(Dataset excerpt)
..............................
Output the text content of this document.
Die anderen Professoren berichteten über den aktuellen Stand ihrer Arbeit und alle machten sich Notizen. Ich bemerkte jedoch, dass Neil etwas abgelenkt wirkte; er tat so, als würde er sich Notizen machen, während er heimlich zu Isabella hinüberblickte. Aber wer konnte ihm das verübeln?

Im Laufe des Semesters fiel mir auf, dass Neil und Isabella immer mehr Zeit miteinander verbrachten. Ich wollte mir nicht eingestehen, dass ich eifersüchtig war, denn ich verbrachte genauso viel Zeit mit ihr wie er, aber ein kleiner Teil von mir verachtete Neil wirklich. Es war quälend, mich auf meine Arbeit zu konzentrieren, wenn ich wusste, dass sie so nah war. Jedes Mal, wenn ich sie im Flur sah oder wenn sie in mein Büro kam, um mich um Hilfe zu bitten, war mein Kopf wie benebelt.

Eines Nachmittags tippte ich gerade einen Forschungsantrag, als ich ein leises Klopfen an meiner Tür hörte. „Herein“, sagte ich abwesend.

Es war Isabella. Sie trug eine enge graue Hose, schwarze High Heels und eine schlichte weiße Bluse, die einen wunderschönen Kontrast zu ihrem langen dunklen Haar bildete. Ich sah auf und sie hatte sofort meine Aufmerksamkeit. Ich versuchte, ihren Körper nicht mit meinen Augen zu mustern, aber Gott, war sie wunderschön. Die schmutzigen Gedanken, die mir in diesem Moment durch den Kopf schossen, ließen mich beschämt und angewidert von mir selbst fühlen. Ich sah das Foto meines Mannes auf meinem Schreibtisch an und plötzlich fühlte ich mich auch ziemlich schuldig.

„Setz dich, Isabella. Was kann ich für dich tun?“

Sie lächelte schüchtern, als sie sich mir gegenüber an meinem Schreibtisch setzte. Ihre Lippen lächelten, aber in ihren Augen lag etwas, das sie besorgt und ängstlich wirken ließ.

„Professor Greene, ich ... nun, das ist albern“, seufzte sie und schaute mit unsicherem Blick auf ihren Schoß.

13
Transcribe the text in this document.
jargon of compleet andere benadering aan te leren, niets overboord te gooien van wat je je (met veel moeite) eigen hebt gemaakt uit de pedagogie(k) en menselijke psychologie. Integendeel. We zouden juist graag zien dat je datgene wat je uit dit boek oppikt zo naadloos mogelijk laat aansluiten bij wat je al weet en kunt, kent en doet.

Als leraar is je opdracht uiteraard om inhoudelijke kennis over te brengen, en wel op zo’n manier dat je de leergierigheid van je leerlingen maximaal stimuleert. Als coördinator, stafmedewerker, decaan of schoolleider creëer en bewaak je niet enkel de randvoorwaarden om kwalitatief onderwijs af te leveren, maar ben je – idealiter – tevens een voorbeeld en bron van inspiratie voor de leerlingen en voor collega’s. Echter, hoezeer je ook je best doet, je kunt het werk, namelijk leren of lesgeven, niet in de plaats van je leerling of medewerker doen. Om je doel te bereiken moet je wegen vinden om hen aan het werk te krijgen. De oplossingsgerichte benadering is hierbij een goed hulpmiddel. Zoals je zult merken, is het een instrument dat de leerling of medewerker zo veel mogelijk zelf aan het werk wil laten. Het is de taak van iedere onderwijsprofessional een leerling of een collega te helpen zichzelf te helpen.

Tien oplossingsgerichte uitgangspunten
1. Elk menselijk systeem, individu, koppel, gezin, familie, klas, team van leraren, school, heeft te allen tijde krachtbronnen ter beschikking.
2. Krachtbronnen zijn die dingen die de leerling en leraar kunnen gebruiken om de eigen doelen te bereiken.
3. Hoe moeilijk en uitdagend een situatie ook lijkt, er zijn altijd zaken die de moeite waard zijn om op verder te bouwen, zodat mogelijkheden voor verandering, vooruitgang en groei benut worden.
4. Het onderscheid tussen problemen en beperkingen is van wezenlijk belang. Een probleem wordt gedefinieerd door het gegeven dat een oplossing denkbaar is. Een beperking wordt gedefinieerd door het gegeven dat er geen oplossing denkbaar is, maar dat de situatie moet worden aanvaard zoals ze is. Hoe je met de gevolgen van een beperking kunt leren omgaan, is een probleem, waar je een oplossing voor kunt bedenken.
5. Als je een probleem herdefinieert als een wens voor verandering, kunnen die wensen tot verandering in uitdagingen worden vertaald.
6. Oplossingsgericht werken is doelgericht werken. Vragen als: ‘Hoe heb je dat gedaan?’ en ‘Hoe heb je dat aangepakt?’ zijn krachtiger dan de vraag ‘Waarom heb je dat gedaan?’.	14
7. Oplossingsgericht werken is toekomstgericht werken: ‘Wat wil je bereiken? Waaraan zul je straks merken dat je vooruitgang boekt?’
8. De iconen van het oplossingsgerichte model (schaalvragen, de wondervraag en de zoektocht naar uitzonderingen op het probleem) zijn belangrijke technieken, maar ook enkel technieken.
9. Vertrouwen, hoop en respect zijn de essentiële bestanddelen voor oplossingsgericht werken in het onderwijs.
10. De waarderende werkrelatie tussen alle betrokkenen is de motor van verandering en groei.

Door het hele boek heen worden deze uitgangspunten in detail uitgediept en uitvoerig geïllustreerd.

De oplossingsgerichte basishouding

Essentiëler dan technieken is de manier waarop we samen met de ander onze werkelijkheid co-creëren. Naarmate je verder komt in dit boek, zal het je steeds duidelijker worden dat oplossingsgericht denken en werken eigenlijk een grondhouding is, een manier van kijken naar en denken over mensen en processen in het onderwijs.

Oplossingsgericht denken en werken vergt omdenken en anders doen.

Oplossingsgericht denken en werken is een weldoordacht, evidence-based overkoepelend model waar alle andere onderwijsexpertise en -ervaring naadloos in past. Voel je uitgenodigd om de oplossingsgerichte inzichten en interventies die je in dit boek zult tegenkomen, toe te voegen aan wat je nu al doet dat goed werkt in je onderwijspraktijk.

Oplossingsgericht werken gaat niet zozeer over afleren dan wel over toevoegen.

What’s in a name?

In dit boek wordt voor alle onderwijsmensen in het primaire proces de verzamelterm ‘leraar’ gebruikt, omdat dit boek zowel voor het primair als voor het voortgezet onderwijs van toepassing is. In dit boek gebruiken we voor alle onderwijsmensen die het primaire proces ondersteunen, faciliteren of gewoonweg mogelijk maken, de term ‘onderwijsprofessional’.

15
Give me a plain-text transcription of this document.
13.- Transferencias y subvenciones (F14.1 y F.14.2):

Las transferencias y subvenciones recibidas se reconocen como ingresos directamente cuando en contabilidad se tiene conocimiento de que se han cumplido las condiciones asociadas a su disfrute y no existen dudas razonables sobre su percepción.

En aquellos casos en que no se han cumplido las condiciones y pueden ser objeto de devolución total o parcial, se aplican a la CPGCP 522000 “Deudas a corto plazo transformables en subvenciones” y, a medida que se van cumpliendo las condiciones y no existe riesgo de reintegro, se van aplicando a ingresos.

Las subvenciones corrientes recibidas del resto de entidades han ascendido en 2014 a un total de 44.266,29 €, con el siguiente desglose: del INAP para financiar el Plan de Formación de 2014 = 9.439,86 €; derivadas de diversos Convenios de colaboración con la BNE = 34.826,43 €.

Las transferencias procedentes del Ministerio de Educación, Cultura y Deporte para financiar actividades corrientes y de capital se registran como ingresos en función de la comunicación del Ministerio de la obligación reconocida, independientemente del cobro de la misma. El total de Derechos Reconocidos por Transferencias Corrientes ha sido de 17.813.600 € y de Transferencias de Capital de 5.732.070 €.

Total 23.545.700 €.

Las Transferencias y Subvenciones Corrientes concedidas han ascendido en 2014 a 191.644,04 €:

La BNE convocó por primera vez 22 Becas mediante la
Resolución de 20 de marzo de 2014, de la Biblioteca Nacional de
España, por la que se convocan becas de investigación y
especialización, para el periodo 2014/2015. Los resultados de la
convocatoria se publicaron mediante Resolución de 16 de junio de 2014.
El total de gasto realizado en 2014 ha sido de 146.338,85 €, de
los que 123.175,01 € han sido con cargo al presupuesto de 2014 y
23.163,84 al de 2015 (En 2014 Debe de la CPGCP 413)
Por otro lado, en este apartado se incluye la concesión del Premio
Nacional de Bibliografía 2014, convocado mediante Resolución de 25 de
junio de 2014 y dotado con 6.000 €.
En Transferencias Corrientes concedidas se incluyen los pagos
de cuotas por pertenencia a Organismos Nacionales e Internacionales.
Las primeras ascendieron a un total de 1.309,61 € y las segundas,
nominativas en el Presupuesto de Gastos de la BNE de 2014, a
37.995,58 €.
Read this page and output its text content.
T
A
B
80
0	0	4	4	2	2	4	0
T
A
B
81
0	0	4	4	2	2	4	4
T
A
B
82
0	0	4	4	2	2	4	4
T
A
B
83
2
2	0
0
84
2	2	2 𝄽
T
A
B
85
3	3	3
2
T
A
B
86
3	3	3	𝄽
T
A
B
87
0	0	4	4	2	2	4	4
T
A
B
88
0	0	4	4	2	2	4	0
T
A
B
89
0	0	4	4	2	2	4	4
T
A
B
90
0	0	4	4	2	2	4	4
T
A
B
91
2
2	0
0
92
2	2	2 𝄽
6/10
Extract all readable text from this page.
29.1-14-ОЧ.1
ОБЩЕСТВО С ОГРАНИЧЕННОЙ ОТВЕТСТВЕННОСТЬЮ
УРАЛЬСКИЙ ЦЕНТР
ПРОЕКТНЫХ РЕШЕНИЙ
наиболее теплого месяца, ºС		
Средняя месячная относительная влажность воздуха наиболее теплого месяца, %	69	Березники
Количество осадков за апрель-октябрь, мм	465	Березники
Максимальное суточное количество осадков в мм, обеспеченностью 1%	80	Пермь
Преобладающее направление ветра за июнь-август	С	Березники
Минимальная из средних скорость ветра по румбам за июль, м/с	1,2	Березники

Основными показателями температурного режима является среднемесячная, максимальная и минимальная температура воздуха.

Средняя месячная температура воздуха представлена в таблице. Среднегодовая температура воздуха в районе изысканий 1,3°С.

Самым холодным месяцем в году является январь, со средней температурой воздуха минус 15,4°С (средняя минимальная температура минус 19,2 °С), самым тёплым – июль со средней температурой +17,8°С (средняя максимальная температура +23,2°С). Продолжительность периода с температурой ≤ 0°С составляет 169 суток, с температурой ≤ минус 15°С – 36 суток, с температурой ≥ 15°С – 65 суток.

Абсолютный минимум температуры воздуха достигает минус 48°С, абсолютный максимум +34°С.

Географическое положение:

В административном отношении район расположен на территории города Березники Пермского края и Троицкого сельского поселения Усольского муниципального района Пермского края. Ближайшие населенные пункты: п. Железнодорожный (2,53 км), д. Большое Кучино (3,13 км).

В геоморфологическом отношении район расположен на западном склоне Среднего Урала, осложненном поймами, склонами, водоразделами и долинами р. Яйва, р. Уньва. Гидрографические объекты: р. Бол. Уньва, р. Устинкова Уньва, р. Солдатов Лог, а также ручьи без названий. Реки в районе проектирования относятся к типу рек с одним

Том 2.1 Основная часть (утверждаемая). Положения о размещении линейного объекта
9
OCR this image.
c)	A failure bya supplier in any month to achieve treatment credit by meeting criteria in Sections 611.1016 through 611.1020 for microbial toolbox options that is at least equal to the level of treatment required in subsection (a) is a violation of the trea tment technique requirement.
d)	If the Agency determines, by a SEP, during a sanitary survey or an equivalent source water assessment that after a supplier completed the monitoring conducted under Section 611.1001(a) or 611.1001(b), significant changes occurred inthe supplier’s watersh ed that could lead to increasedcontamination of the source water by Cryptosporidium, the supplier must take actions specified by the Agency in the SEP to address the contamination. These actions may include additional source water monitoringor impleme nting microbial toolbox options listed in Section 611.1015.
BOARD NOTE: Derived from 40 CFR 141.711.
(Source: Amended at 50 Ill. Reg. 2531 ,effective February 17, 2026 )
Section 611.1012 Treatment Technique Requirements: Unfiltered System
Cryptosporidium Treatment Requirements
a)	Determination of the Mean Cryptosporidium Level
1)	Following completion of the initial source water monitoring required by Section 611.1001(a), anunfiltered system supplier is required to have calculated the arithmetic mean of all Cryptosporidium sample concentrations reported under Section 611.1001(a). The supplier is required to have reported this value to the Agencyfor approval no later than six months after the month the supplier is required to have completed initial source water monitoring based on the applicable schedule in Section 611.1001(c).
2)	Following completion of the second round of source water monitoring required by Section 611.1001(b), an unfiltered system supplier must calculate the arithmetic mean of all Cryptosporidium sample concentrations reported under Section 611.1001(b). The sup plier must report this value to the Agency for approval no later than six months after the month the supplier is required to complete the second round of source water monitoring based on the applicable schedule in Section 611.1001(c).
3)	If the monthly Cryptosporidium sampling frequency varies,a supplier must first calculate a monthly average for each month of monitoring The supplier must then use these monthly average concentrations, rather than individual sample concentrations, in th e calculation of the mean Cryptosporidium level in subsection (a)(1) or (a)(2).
..............................
== Problem description ==
Say how many lines in this listing hold the string "page", giving the count and nothing more.

== Written reply ==
2